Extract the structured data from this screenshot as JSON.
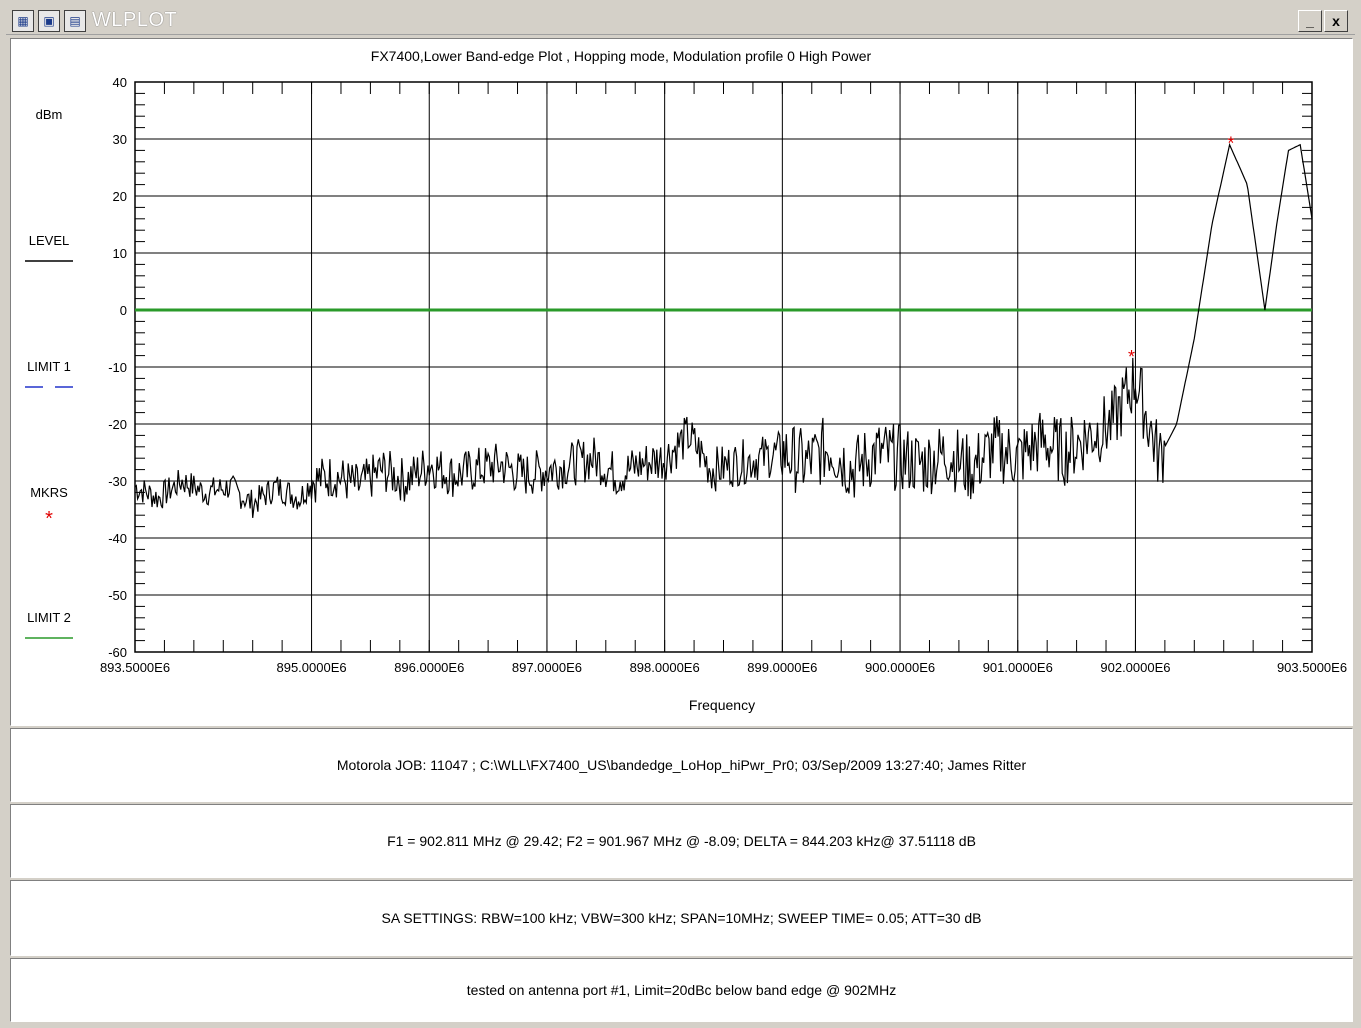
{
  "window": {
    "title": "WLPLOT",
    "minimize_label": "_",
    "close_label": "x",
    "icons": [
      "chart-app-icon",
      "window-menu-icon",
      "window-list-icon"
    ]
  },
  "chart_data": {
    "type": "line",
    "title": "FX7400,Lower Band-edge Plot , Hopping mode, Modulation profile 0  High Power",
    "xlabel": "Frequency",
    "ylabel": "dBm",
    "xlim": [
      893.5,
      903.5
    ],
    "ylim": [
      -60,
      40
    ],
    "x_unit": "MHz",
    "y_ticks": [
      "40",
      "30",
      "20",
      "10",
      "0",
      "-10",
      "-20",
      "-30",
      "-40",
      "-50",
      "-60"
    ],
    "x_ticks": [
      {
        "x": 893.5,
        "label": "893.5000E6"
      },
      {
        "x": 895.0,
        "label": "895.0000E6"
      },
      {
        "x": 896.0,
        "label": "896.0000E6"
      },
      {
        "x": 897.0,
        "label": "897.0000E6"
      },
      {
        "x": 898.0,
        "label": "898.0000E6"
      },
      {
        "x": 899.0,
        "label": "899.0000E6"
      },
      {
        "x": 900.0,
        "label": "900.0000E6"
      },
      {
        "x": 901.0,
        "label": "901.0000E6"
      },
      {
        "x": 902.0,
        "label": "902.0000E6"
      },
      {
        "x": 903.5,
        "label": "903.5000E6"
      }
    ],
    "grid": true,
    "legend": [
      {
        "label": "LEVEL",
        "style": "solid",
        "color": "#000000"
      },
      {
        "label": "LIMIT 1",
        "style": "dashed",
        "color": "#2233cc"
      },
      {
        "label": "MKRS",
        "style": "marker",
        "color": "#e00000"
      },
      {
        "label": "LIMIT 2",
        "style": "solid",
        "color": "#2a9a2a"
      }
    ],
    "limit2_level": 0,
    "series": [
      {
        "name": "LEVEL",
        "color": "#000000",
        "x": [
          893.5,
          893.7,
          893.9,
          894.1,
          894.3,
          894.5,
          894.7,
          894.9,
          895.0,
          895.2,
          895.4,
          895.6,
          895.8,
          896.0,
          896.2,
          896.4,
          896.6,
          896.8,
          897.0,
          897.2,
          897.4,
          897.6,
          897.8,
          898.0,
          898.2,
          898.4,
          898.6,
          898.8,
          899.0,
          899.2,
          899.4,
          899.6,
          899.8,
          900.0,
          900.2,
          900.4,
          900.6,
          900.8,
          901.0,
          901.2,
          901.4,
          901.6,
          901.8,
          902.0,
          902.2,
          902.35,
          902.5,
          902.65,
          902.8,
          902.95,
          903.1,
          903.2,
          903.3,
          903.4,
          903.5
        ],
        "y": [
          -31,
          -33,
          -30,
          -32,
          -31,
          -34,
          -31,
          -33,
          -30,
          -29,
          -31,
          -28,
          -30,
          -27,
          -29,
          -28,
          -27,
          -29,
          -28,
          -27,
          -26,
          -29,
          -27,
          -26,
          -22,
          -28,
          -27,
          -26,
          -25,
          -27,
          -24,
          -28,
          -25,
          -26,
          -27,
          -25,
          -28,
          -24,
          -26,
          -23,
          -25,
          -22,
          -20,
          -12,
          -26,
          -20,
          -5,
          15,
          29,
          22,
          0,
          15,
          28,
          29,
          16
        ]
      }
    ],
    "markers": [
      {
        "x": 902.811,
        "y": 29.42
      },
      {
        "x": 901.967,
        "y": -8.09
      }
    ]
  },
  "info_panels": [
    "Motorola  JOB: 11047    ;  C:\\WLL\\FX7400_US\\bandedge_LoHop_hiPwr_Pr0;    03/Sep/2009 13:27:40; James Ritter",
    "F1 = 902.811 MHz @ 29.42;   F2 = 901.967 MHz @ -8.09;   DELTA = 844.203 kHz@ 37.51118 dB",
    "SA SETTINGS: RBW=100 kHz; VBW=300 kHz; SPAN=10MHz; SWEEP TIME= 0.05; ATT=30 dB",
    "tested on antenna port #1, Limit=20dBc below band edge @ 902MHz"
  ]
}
-- -- --
■ Exercise instructions
Show all lines in the entries above where the word "style" appears.

■ Exercise output
        "style": "solid",
        "style": "dashed",
        "style": "marker",
        "style": "solid",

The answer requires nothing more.